● **What you are asked to do**:
Copy each of the rows below word for word, keeping every character and line break the same.

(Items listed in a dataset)
>>>

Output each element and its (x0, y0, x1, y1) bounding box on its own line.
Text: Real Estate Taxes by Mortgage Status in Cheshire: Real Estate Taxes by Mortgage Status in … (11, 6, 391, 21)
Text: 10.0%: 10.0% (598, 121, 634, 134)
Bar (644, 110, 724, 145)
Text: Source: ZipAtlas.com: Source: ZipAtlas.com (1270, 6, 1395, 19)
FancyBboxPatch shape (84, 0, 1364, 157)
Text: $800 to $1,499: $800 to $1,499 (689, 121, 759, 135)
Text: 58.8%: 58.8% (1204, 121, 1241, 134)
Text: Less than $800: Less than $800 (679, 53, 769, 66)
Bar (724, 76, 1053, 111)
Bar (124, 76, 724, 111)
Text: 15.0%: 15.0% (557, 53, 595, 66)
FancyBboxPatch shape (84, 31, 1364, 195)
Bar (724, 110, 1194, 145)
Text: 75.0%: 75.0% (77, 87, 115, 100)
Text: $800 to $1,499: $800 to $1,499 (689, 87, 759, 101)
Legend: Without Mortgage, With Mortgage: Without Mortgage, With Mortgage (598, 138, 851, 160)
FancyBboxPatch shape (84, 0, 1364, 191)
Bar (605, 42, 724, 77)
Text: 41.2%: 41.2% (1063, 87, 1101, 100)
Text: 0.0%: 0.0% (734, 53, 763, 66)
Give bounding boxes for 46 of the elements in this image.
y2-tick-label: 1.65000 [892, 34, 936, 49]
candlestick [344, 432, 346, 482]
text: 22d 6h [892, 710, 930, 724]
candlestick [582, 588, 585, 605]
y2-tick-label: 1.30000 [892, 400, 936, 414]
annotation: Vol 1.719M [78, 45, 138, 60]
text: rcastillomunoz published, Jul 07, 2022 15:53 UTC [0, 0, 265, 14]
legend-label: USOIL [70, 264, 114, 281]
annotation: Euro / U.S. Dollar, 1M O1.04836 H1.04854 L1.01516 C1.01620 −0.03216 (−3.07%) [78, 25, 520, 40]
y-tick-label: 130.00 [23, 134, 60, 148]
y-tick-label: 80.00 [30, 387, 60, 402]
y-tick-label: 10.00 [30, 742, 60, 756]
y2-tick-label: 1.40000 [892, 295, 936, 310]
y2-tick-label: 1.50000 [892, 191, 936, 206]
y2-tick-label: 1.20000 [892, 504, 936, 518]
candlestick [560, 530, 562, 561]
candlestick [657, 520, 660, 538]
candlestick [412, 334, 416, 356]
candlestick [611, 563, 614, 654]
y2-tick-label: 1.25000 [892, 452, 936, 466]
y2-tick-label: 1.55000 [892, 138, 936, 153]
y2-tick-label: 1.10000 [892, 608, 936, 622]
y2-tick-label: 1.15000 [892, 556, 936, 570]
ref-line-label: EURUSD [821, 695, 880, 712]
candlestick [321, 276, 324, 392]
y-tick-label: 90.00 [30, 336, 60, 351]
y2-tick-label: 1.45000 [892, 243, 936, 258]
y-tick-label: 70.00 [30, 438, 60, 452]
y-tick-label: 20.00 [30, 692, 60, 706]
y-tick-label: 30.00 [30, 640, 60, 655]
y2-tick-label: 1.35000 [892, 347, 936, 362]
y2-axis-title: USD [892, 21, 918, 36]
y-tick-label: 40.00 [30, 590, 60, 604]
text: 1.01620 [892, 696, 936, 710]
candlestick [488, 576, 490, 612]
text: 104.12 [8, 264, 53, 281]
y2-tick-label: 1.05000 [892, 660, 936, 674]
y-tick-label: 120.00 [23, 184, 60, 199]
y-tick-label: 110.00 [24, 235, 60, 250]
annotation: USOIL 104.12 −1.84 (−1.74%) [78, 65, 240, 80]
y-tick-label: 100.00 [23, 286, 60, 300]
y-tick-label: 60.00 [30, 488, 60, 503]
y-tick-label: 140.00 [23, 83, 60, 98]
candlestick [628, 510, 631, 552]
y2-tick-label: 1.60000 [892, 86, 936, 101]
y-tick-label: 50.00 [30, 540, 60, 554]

<<<

● **Solution**:
Output each element and its (x0, y0, x1, y1) bounding box on its own line.
Text: Real Estate Taxes by Mortgage Status in Cheshire: Real Estate Taxes by Mortgage Status in … (11, 6, 391, 21)
Text: 10.0%: 10.0% (598, 121, 634, 134)
Bar (644, 110, 724, 145)
Text: Source: ZipAtlas.com: Source: ZipAtlas.com (1270, 6, 1395, 19)
FancyBboxPatch shape (84, 0, 1364, 157)
Text: $800 to $1,499: $800 to $1,499 (689, 121, 759, 135)
Text: 58.8%: 58.8% (1204, 121, 1241, 134)
Text: Less than $800: Less than $800 (679, 53, 769, 66)
Bar (724, 76, 1053, 111)
Bar (124, 76, 724, 111)
Text: 15.0%: 15.0% (557, 53, 595, 66)
FancyBboxPatch shape (84, 31, 1364, 195)
Bar (724, 110, 1194, 145)
Text: 75.0%: 75.0% (77, 87, 115, 100)
Text: $800 to $1,499: $800 to $1,499 (689, 87, 759, 101)
Legend: Without Mortgage, With Mortgage: Without Mortgage, With Mortgage (598, 138, 851, 160)
FancyBboxPatch shape (84, 0, 1364, 191)
Bar (605, 42, 724, 77)
Text: 41.2%: 41.2% (1063, 87, 1101, 100)
Text: 0.0%: 0.0% (734, 53, 763, 66)
Give bounding boxes for 46 of the elements in this image.
y2-tick-label: 1.65000 [892, 34, 936, 49]
candlestick [344, 432, 346, 482]
text: 22d 6h [892, 710, 930, 724]
candlestick [582, 588, 585, 605]
y2-tick-label: 1.30000 [892, 400, 936, 414]
annotation: Vol 1.719M [78, 45, 138, 60]
text: rcastillomunoz published, Jul 07, 2022 15:53 UTC [0, 0, 265, 14]
legend-label: USOIL [70, 264, 114, 281]
annotation: Euro / U.S. Dollar, 1M O1.04836 H1.04854 L1.01516 C1.01620 −0.03216 (−3.07%) [78, 25, 520, 40]
y-tick-label: 130.00 [23, 134, 60, 148]
y-tick-label: 80.00 [30, 387, 60, 402]
y-tick-label: 10.00 [30, 742, 60, 756]
y2-tick-label: 1.40000 [892, 295, 936, 310]
y2-tick-label: 1.50000 [892, 191, 936, 206]
y2-tick-label: 1.20000 [892, 504, 936, 518]
candlestick [560, 530, 562, 561]
candlestick [657, 520, 660, 538]
candlestick [412, 334, 416, 356]
candlestick [611, 563, 614, 654]
y2-tick-label: 1.25000 [892, 452, 936, 466]
y2-tick-label: 1.55000 [892, 138, 936, 153]
y2-tick-label: 1.10000 [892, 608, 936, 622]
y2-tick-label: 1.15000 [892, 556, 936, 570]
ref-line-label: EURUSD [821, 695, 880, 712]
candlestick [321, 276, 324, 392]
y-tick-label: 90.00 [30, 336, 60, 351]
y2-tick-label: 1.45000 [892, 243, 936, 258]
y-tick-label: 70.00 [30, 438, 60, 452]
y-tick-label: 20.00 [30, 692, 60, 706]
y-tick-label: 30.00 [30, 640, 60, 655]
y2-tick-label: 1.35000 [892, 347, 936, 362]
y2-axis-title: USD [892, 21, 918, 36]
y-tick-label: 40.00 [30, 590, 60, 604]
text: 1.01620 [892, 696, 936, 710]
candlestick [488, 576, 490, 612]
text: 104.12 [8, 264, 53, 281]
y2-tick-label: 1.05000 [892, 660, 936, 674]
y-tick-label: 120.00 [23, 184, 60, 199]
y-tick-label: 110.00 [24, 235, 60, 250]
annotation: USOIL 104.12 −1.84 (−1.74%) [78, 65, 240, 80]
y-tick-label: 100.00 [23, 286, 60, 300]
y-tick-label: 60.00 [30, 488, 60, 503]
y-tick-label: 140.00 [23, 83, 60, 98]
candlestick [628, 510, 631, 552]
y2-tick-label: 1.60000 [892, 86, 936, 101]
y-tick-label: 50.00 [30, 540, 60, 554]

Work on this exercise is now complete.